── Working data

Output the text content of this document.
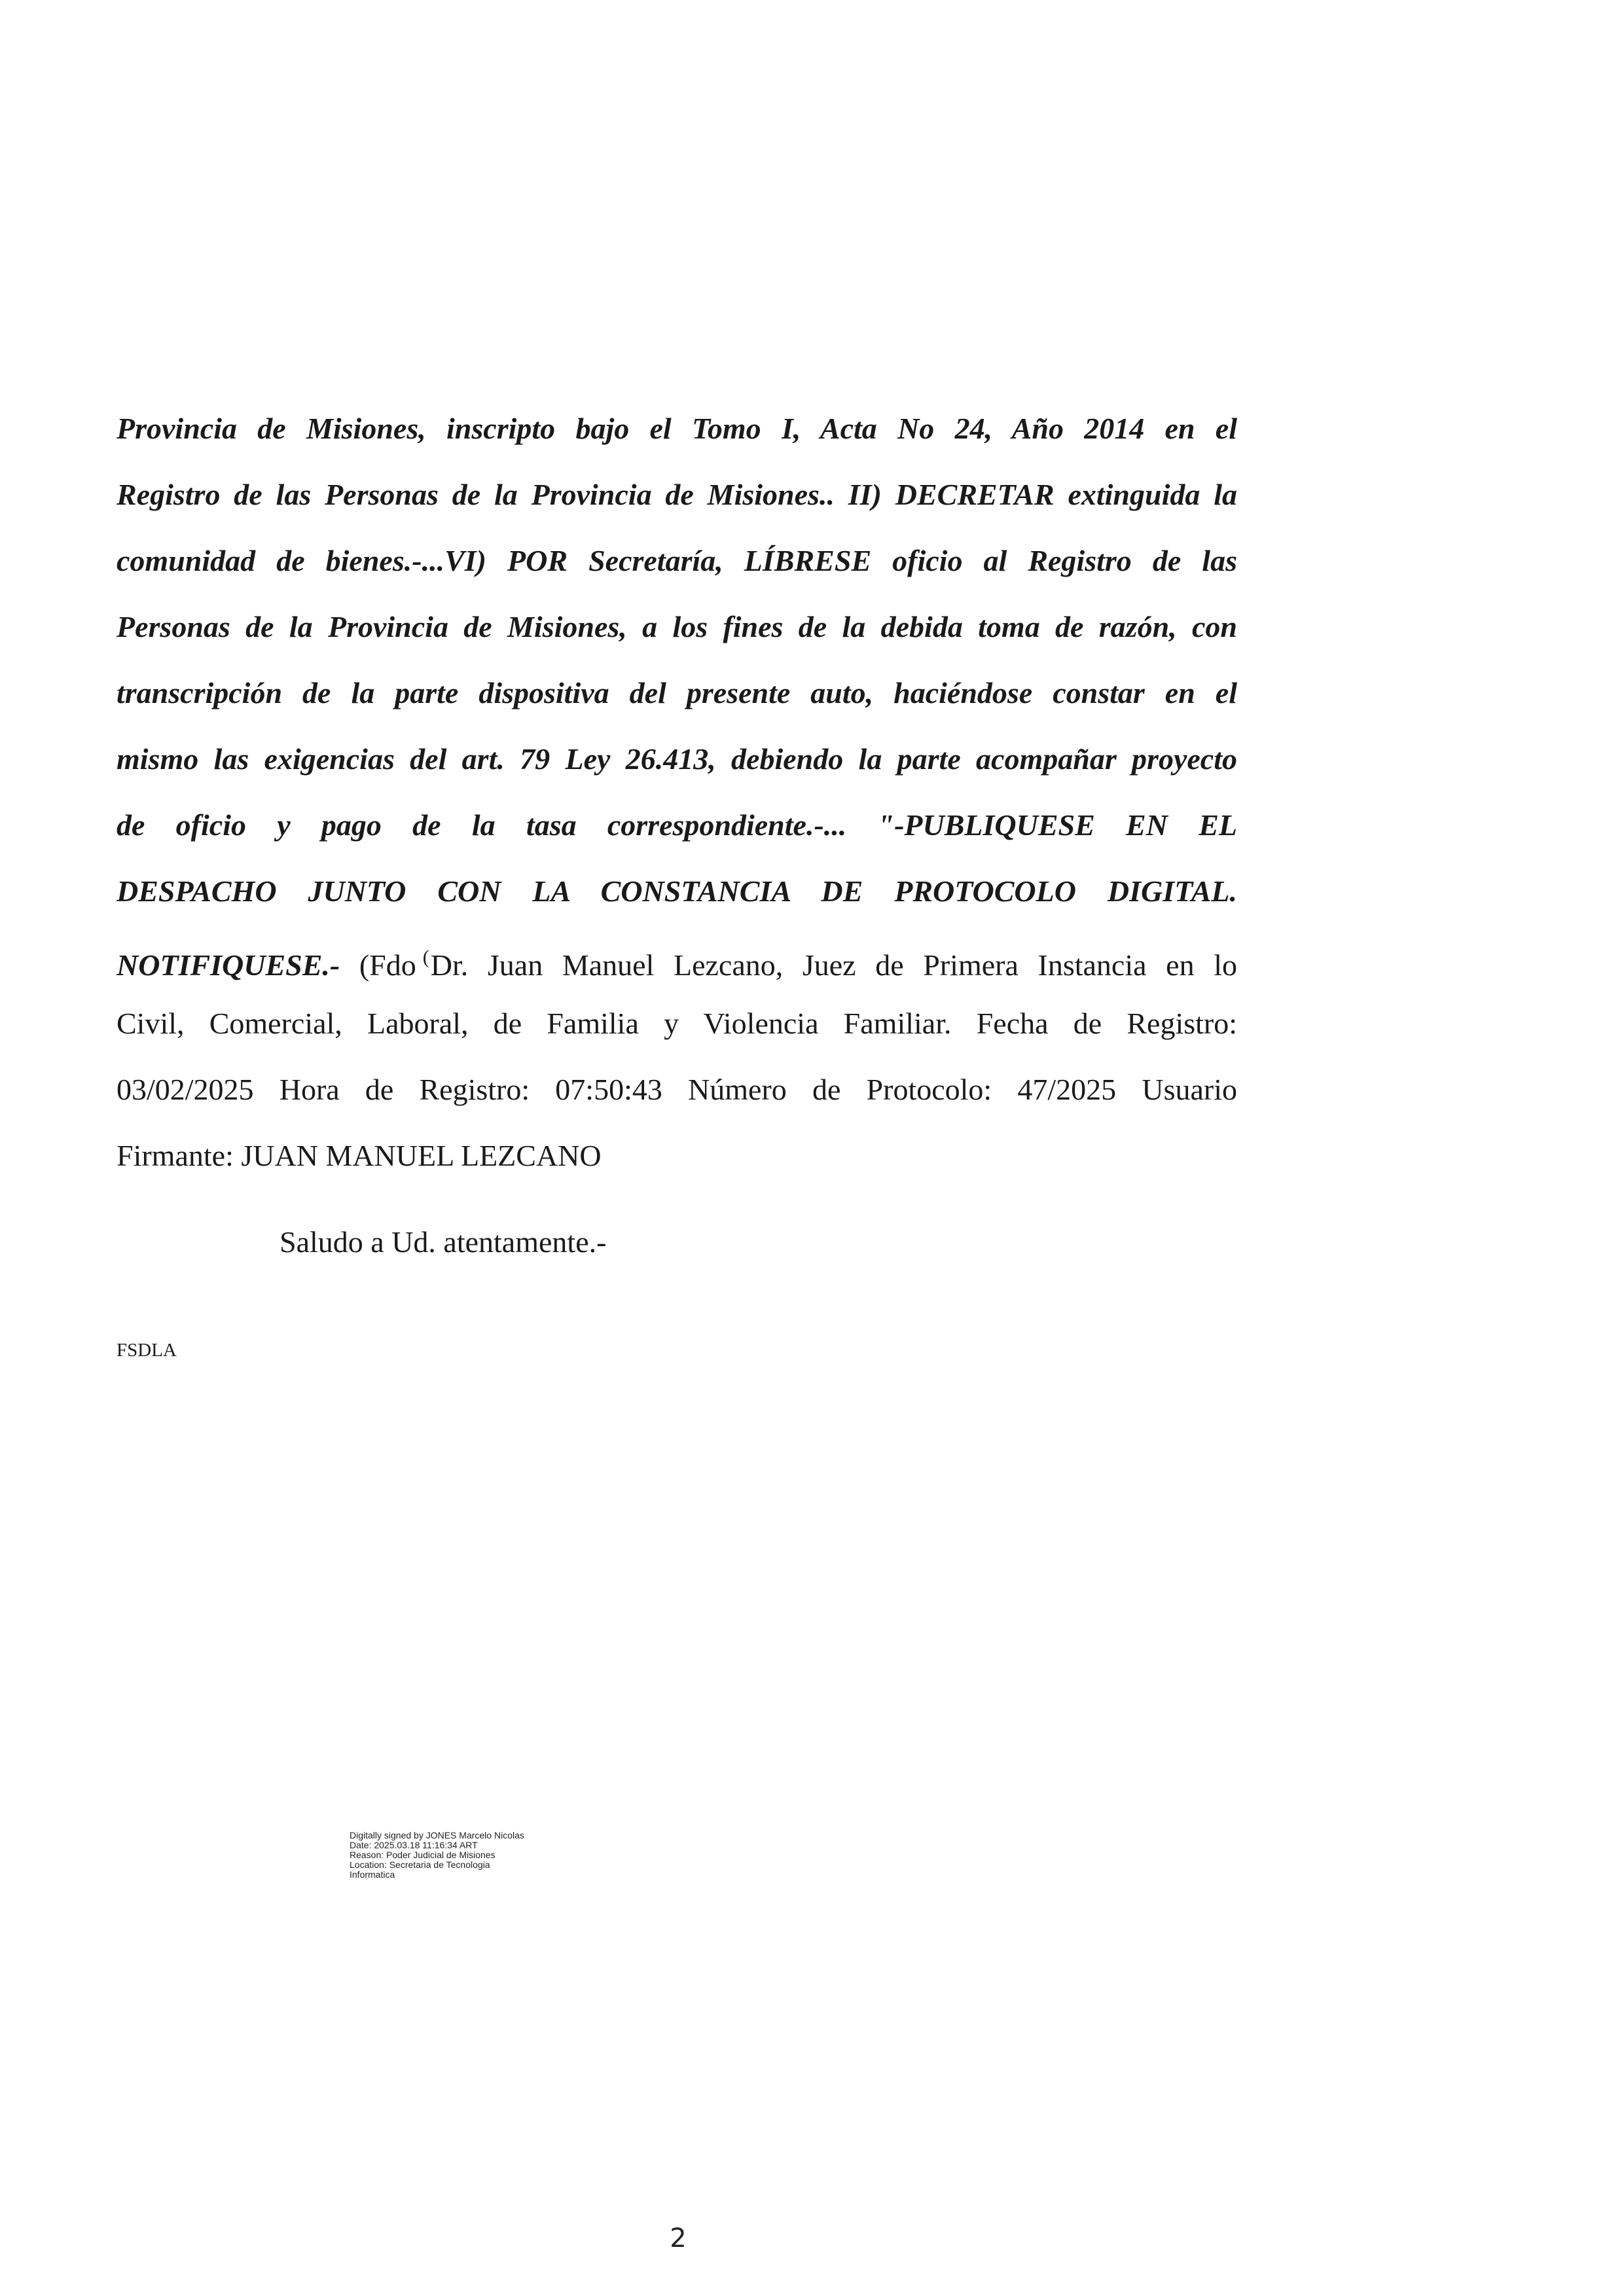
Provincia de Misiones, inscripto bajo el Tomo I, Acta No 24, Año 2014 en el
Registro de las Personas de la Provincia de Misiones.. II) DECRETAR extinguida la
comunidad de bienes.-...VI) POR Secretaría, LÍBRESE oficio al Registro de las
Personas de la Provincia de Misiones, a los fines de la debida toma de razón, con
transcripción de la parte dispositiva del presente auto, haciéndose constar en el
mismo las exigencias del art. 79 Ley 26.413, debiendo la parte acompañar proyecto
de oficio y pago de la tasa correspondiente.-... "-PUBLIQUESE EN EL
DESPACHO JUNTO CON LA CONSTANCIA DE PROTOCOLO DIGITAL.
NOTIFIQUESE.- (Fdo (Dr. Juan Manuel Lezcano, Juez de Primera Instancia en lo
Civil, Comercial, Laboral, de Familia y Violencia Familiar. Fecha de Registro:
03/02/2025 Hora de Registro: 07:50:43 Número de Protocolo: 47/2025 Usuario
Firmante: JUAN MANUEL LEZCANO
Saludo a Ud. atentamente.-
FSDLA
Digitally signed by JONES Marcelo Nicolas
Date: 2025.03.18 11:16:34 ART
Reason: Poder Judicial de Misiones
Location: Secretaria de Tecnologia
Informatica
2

────

### [What the exercise asks]
Print out every entry above without changing a word, and leave out the pictures.

### [Solution]
Output the text content of this document.
Provincia de Misiones, inscripto bajo el Tomo I, Acta No 24, Año 2014 en el
Registro de las Personas de la Provincia de Misiones.. II) DECRETAR extinguida la
comunidad de bienes.-...VI) POR Secretaría, LÍBRESE oficio al Registro de las
Personas de la Provincia de Misiones, a los fines de la debida toma de razón, con
transcripción de la parte dispositiva del presente auto, haciéndose constar en el
mismo las exigencias del art. 79 Ley 26.413, debiendo la parte acompañar proyecto
de oficio y pago de la tasa correspondiente.-... "-PUBLIQUESE EN EL
DESPACHO JUNTO CON LA CONSTANCIA DE PROTOCOLO DIGITAL.
NOTIFIQUESE.- (Fdo (Dr. Juan Manuel Lezcano, Juez de Primera Instancia en lo
Civil, Comercial, Laboral, de Familia y Violencia Familiar. Fecha de Registro:
03/02/2025 Hora de Registro: 07:50:43 Número de Protocolo: 47/2025 Usuario
Firmante: JUAN MANUEL LEZCANO
Saludo a Ud. atentamente.-
FSDLA
Digitally signed by JONES Marcelo Nicolas
Date: 2025.03.18 11:16:34 ART
Reason: Poder Judicial de Misiones
Location: Secretaria de Tecnologia
Informatica
2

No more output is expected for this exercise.